§ **Stored dataset items**:
>> begin
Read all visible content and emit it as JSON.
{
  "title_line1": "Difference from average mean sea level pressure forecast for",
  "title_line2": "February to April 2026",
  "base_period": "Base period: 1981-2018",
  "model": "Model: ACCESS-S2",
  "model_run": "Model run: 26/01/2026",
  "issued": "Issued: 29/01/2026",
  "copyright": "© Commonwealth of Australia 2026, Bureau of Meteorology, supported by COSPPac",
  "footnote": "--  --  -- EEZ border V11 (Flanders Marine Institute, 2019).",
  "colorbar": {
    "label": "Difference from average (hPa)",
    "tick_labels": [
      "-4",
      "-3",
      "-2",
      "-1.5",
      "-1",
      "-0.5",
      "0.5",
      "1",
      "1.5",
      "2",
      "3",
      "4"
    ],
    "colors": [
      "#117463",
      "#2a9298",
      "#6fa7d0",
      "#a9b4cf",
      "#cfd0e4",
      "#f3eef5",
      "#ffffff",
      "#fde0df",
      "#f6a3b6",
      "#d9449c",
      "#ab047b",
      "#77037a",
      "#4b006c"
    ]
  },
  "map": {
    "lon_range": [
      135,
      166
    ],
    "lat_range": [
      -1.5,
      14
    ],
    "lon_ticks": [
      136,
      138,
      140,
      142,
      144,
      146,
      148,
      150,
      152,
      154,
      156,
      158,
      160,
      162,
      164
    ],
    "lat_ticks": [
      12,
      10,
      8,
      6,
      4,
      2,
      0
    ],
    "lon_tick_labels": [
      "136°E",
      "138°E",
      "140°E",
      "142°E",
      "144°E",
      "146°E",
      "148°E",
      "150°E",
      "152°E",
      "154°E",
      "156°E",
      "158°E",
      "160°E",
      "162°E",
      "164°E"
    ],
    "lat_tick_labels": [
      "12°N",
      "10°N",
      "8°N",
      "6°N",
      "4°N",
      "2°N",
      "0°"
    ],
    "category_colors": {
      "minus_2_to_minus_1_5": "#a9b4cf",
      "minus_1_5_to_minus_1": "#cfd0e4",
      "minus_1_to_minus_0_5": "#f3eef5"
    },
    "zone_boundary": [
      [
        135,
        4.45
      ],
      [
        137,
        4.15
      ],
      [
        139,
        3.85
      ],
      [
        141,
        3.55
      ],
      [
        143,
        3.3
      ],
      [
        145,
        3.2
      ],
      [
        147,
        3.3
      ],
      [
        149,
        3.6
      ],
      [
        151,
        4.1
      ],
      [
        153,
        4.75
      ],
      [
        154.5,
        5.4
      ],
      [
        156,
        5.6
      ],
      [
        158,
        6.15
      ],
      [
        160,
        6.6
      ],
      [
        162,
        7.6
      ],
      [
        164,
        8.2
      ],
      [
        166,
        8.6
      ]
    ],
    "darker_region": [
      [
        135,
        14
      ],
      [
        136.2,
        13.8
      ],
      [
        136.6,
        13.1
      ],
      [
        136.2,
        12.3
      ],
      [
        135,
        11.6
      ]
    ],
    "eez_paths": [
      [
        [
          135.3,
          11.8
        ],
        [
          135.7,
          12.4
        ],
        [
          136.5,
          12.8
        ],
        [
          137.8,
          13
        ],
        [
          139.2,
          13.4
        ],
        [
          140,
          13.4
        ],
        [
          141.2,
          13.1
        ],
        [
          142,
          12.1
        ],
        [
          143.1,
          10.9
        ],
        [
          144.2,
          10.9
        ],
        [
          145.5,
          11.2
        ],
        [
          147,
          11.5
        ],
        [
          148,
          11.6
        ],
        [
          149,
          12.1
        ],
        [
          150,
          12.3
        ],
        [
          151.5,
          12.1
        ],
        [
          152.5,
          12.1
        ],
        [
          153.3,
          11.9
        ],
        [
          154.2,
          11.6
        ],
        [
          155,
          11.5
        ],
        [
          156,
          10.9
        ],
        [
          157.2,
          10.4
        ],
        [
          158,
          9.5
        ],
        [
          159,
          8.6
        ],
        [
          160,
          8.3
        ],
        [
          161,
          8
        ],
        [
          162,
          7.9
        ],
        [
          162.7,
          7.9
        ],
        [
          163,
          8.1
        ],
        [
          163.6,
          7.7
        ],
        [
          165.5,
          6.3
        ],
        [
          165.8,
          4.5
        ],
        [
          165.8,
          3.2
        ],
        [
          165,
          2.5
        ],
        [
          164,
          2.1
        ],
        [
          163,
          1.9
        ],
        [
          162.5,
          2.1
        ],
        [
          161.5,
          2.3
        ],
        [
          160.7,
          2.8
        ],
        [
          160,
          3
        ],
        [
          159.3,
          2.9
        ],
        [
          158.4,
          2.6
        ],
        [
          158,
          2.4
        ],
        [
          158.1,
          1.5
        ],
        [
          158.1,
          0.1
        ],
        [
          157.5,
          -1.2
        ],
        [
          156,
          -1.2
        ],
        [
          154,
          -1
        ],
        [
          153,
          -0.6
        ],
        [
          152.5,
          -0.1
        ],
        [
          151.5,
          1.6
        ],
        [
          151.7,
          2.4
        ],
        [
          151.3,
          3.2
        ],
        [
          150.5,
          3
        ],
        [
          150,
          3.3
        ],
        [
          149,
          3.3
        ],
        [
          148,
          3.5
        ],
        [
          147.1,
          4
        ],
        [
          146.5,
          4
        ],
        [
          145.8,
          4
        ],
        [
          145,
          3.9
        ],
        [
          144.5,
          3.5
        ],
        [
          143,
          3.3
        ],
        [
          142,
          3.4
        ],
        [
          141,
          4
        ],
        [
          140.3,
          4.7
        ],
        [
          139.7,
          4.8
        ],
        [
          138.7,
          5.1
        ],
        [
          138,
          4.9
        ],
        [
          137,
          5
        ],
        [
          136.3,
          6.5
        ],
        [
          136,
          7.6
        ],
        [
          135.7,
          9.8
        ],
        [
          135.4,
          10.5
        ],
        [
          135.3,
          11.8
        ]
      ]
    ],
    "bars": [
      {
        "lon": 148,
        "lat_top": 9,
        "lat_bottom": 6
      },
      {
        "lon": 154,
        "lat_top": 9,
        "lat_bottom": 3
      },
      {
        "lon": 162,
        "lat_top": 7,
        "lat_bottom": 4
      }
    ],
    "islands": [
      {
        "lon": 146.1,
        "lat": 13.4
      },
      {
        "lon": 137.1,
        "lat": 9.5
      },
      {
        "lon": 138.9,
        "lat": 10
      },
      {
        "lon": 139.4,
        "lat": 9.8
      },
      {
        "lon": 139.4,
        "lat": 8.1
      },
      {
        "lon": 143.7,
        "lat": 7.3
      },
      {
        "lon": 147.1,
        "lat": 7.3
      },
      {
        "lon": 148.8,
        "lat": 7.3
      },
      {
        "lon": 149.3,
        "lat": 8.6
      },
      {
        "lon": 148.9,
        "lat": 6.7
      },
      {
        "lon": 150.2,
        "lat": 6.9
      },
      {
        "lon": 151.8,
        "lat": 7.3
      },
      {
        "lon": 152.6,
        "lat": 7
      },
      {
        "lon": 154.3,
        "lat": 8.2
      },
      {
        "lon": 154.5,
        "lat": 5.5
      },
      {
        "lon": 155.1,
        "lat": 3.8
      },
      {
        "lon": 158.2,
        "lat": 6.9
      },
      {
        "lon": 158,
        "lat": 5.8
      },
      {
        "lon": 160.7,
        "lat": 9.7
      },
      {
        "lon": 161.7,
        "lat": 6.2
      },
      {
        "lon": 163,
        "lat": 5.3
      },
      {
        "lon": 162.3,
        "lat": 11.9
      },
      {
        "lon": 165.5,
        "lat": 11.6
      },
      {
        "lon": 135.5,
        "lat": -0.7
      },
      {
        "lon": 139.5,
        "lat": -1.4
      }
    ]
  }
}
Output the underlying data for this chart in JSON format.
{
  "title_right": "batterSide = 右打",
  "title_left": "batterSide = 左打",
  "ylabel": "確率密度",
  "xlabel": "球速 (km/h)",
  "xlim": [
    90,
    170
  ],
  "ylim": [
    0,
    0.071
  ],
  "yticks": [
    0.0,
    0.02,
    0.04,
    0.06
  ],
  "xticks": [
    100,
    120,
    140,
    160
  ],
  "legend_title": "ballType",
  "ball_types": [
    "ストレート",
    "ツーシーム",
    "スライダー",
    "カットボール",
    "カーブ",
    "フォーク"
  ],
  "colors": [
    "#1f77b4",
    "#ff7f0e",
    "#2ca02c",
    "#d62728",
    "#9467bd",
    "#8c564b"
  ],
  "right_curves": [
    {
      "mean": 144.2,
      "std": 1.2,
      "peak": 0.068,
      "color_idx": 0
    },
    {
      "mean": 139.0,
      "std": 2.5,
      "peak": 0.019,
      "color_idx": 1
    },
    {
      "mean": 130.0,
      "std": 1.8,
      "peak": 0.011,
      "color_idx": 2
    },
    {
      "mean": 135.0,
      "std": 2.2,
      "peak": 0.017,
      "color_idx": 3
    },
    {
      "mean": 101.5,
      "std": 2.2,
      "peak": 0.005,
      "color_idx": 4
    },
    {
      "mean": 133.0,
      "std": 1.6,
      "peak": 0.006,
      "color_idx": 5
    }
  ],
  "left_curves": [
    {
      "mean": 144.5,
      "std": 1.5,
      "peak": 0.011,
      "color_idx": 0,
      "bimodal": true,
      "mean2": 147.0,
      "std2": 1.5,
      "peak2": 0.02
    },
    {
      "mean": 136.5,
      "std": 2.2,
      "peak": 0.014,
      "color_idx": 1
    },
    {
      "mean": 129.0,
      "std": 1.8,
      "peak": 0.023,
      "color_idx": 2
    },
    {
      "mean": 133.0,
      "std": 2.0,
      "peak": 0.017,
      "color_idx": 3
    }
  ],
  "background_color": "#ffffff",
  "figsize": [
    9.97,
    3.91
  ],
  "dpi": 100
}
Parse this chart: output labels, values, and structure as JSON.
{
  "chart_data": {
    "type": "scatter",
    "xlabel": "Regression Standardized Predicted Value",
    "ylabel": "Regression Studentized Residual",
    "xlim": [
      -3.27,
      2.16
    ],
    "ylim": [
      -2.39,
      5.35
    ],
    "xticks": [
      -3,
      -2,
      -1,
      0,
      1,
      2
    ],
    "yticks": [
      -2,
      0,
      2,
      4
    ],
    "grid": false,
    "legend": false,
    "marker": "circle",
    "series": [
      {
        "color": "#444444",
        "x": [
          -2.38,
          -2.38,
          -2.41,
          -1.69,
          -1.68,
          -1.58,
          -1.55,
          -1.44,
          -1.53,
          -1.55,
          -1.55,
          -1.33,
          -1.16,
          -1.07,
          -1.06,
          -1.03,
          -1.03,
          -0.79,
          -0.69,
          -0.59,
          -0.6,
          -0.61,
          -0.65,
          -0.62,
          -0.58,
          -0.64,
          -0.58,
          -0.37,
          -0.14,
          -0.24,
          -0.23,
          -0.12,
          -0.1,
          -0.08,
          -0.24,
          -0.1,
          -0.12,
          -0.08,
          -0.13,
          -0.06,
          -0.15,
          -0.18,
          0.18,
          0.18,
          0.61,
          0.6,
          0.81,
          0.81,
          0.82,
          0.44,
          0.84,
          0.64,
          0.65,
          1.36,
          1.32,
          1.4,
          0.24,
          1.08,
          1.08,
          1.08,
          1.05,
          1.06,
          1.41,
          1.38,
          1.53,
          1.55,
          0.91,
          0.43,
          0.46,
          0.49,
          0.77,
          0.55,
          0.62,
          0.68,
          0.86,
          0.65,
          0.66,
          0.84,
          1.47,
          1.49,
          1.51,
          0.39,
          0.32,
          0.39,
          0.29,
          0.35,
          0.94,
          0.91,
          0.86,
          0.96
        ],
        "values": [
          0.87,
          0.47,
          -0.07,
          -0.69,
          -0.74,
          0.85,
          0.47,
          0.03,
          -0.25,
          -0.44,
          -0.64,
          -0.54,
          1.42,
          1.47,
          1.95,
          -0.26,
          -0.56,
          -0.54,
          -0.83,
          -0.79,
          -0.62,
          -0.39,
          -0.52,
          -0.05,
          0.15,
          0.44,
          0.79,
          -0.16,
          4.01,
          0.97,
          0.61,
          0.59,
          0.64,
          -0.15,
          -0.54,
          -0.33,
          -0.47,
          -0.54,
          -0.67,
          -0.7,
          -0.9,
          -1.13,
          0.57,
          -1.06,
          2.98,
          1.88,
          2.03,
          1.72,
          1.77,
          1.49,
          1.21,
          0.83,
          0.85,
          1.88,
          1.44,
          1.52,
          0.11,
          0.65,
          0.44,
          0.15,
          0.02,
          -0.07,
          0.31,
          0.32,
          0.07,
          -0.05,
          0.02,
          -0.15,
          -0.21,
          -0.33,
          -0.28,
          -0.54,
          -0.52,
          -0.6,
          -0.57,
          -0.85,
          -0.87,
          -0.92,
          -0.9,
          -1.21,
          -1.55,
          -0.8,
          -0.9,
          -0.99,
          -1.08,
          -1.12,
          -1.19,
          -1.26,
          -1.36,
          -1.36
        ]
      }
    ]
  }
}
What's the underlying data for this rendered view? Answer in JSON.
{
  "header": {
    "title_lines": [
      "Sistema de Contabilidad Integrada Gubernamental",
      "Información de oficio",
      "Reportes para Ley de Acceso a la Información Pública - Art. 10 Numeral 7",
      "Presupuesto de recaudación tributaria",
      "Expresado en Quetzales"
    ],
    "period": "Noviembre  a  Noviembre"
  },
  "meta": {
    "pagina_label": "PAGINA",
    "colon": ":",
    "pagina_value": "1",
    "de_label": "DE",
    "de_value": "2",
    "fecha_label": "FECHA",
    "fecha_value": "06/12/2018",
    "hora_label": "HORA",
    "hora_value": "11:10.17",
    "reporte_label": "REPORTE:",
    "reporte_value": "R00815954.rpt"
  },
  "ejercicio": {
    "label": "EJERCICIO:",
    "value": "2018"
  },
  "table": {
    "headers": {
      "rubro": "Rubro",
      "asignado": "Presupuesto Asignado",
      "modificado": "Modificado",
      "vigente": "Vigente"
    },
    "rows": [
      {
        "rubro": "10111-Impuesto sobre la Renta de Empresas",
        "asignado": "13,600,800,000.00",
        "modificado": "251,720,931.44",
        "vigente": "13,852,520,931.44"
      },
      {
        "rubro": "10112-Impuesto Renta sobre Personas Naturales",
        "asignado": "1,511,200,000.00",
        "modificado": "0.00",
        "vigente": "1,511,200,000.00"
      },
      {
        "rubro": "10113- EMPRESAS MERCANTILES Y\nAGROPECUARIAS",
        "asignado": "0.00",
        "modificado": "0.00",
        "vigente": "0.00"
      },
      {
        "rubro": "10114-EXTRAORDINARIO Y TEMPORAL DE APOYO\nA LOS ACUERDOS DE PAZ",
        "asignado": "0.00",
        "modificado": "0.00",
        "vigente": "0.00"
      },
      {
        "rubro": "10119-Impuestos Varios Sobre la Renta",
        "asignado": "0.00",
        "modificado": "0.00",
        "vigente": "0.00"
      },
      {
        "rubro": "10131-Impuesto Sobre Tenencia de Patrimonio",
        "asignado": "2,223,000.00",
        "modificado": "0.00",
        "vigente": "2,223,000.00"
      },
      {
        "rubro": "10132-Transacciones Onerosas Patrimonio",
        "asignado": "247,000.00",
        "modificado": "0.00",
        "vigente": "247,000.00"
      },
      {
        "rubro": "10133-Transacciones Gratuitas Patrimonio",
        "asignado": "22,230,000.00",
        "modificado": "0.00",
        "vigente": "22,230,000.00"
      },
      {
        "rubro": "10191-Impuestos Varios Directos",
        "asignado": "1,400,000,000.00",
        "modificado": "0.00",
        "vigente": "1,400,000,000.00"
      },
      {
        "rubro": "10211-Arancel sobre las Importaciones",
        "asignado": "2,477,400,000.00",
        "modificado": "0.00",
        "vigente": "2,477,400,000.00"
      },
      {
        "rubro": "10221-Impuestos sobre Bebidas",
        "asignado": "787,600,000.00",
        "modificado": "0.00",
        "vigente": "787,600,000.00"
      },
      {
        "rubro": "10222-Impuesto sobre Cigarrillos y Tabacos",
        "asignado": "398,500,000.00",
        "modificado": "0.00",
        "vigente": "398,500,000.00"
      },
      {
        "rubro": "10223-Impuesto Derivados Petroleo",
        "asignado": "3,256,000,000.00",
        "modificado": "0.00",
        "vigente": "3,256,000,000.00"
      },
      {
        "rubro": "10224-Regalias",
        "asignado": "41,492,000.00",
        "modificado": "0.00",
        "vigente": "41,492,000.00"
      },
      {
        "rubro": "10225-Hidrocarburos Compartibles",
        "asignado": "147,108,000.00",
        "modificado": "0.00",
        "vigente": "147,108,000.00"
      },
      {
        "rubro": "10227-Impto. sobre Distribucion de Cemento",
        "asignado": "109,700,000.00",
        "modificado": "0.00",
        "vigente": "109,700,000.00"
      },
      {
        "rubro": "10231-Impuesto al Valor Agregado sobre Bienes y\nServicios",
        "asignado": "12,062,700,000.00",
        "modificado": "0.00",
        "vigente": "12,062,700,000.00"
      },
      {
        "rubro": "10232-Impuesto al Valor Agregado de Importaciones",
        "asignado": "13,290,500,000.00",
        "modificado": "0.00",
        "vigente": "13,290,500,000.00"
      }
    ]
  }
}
>> end
Return only those lines of the records that contain the string "Agregado".

        "rubro": "10231-Impuesto al Valor Agregado sobre Bienes y\nServicios",
        "rubro": "10232-Impuesto al Valor Agregado de Importaciones",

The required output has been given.